[Data excerpts]
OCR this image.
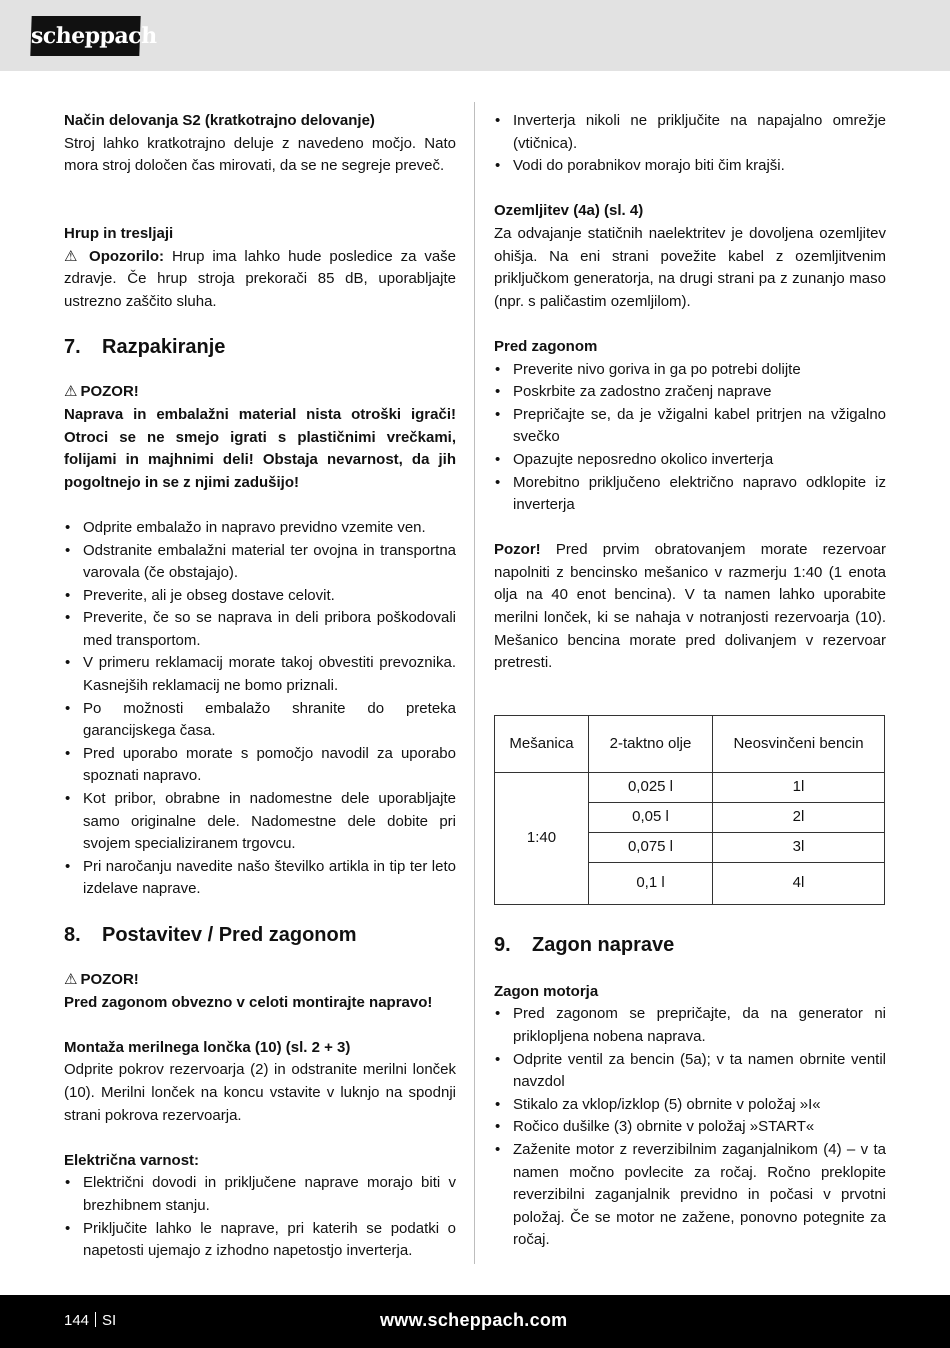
scheppach

Način delovanja S2 (kratkotrajno delovanje)

Stroj lahko kratkotrajno deluje z navedeno močjo. Nato mora stroj določen čas mirovati, da se ne segreje preveč.

Hrup in tresljaji

⚠ Opozorilo: Hrup ima lahko hude posledice za vaše zdravje. Če hrup stroja prekorači 85 dB, uporabljajte ustrezno zaščito sluha.

7. Razpakiranje

⚠ POZOR!

Naprava in embalažni material nista otroški igrači! Otroci se ne smejo igrati s plastičnimi vrečkami, folijami in majhnimi deli! Obstaja nevarnost, da jih pogoltnejo in se z njimi zadušijo!

• Odprite embalažo in napravo previdno vzemite ven.
• Odstranite embalažni material ter ovojna in transportna varovala (če obstajajo).
• Preverite, ali je obseg dostave celovit.
• Preverite, če so se naprava in deli pribora poškodovali med transportom.
• V primeru reklamacij morate takoj obvestiti prevoznika. Kasnejših reklamacij ne bomo priznali.
• Po možnosti embalažo shranite do preteka garancijskega časa.
• Pred uporabo morate s pomočjo navodil za uporabo spoznati napravo.
• Kot pribor, obrabne in nadomestne dele uporabljajte samo originalne dele. Nadomestne dele dobite pri svojem specializiranem trgovcu.
• Pri naročanju navedite našo številko artikla in tip ter leto izdelave naprave.
8. Postavitev / Pred zagonom

⚠ POZOR!

Pred zagonom obvezno v celoti montirajte napravo!

Montaža merilnega lončka (10) (sl. 2 + 3)

Odprite pokrov rezervoarja (2) in odstranite merilni lonček (10). Merilni lonček na koncu vstavite v luknjo na spodnji strani pokrova rezervoarja.

Električna varnost:

• Električni dovodi in priključene naprave morajo biti v brezhibnem stanju.
• Priključite lahko le naprave, pri katerih se podatki o napetosti ujemajo z izhodno napetostjo inverterja.
• Inverterja nikoli ne priključite na napajalno omrežje (vtičnica).
• Vodi do porabnikov morajo biti čim krajši.

Ozemljitev (4a) (sl. 4)

Za odvajanje statičnih naelektritev je dovoljena ozemljitev ohišja. Na eni strani povežite kabel z ozemljitvenim priključkom generatorja, na drugi strani pa z zunanjo maso (npr. s paličastim ozemljilom).

Pred zagonom

• Preverite nivo goriva in ga po potrebi dolijte
• Poskrbite za zadostno zračenj naprave
• Prepričajte se, da je vžigalni kabel pritrjen na vžigalno svečko
• Opazujte neposredno okolico inverterja
• Morebitno priključeno električno napravo odklopite iz inverterja

Pozor! Pred prvim obratovanjem morate rezervoar napolniti z bencinsko mešanico v razmerju 1:40 (1 enota olja na 40 enot bencina). V ta namen lahko uporabite merilni lonček, ki se nahaja v notranjosti rezervoarja (10). Mešanico bencina morate pred dolivanjem v rezervoar pretresti.

Mešanica	2-taktno olje	Neosvinčeni bencin
1:40	0,025 l	1l
	0,05 l	2l
	0,075 l	3l
	0,1 l	4l
9. Zagon naprave

Zagon motorja

• Pred zagonom se prepričajte, da na generator ni priklopljena nobena naprava.
• Odprite ventil za bencin (5a); v ta namen obrnite ventil navzdol
• Stikalo za vklop/izklop (5) obrnite v položaj »I«
• Ročico dušilke (3) obrnite v položaj »START«
• Zaženite motor z reverzibilnim zaganjalnikom (4) – v ta namen močno povlecite za ročaj. Ročno preklopite reverzibilni zaganjalnik previdno in počasi v prvotni položaj. Če se motor ne zažene, ponovno potegnite za ročaj.
144 SI	www.scheppach.com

TASK TO COMPLETE: Go through the material above and print all of it exactly, except the pictures.

OUTPUT OF THE EXERCISE:
OCR this image.
scheppach

Način delovanja S2 (kratkotrajno delovanje)

Stroj lahko kratkotrajno deluje z navedeno močjo. Nato mora stroj določen čas mirovati, da se ne segreje preveč.

Hrup in tresljaji

⚠ Opozorilo: Hrup ima lahko hude posledice za vaše zdravje. Če hrup stroja prekorači 85 dB, uporabljajte ustrezno zaščito sluha.

7. Razpakiranje

⚠ POZOR!

Naprava in embalažni material nista otroški igrači! Otroci se ne smejo igrati s plastičnimi vrečkami, folijami in majhnimi deli! Obstaja nevarnost, da jih pogoltnejo in se z njimi zadušijo!

• Odprite embalažo in napravo previdno vzemite ven.
• Odstranite embalažni material ter ovojna in transportna varovala (če obstajajo).
• Preverite, ali je obseg dostave celovit.
• Preverite, če so se naprava in deli pribora poškodovali med transportom.
• V primeru reklamacij morate takoj obvestiti prevoznika. Kasnejših reklamacij ne bomo priznali.
• Po možnosti embalažo shranite do preteka garancijskega časa.
• Pred uporabo morate s pomočjo navodil za uporabo spoznati napravo.
• Kot pribor, obrabne in nadomestne dele uporabljajte samo originalne dele. Nadomestne dele dobite pri svojem specializiranem trgovcu.
• Pri naročanju navedite našo številko artikla in tip ter leto izdelave naprave.
8. Postavitev / Pred zagonom

⚠ POZOR!

Pred zagonom obvezno v celoti montirajte napravo!

Montaža merilnega lončka (10) (sl. 2 + 3)

Odprite pokrov rezervoarja (2) in odstranite merilni lonček (10). Merilni lonček na koncu vstavite v luknjo na spodnji strani pokrova rezervoarja.

Električna varnost:

• Električni dovodi in priključene naprave morajo biti v brezhibnem stanju.
• Priključite lahko le naprave, pri katerih se podatki o napetosti ujemajo z izhodno napetostjo inverterja.
• Inverterja nikoli ne priključite na napajalno omrežje (vtičnica).
• Vodi do porabnikov morajo biti čim krajši.

Ozemljitev (4a) (sl. 4)

Za odvajanje statičnih naelektritev je dovoljena ozemljitev ohišja. Na eni strani povežite kabel z ozemljitvenim priključkom generatorja, na drugi strani pa z zunanjo maso (npr. s paličastim ozemljilom).

Pred zagonom

• Preverite nivo goriva in ga po potrebi dolijte
• Poskrbite za zadostno zračenj naprave
• Prepričajte se, da je vžigalni kabel pritrjen na vžigalno svečko
• Opazujte neposredno okolico inverterja
• Morebitno priključeno električno napravo odklopite iz inverterja

Pozor! Pred prvim obratovanjem morate rezervoar napolniti z bencinsko mešanico v razmerju 1:40 (1 enota olja na 40 enot bencina). V ta namen lahko uporabite merilni lonček, ki se nahaja v notranjosti rezervoarja (10). Mešanico bencina morate pred dolivanjem v rezervoar pretresti.

Mešanica	2-taktno olje	Neosvinčeni bencin
1:40	0,025 l	1l
	0,05 l	2l
	0,075 l	3l
	0,1 l	4l
9. Zagon naprave

Zagon motorja

• Pred zagonom se prepričajte, da na generator ni priklopljena nobena naprava.
• Odprite ventil za bencin (5a); v ta namen obrnite ventil navzdol
• Stikalo za vklop/izklop (5) obrnite v položaj »I«
• Ročico dušilke (3) obrnite v položaj »START«
• Zaženite motor z reverzibilnim zaganjalnikom (4) – v ta namen močno povlecite za ročaj. Ročno preklopite reverzibilni zaganjalnik previdno in počasi v prvotni položaj. Če se motor ne zažene, ponovno potegnite za ročaj.
144 SI	www.scheppach.com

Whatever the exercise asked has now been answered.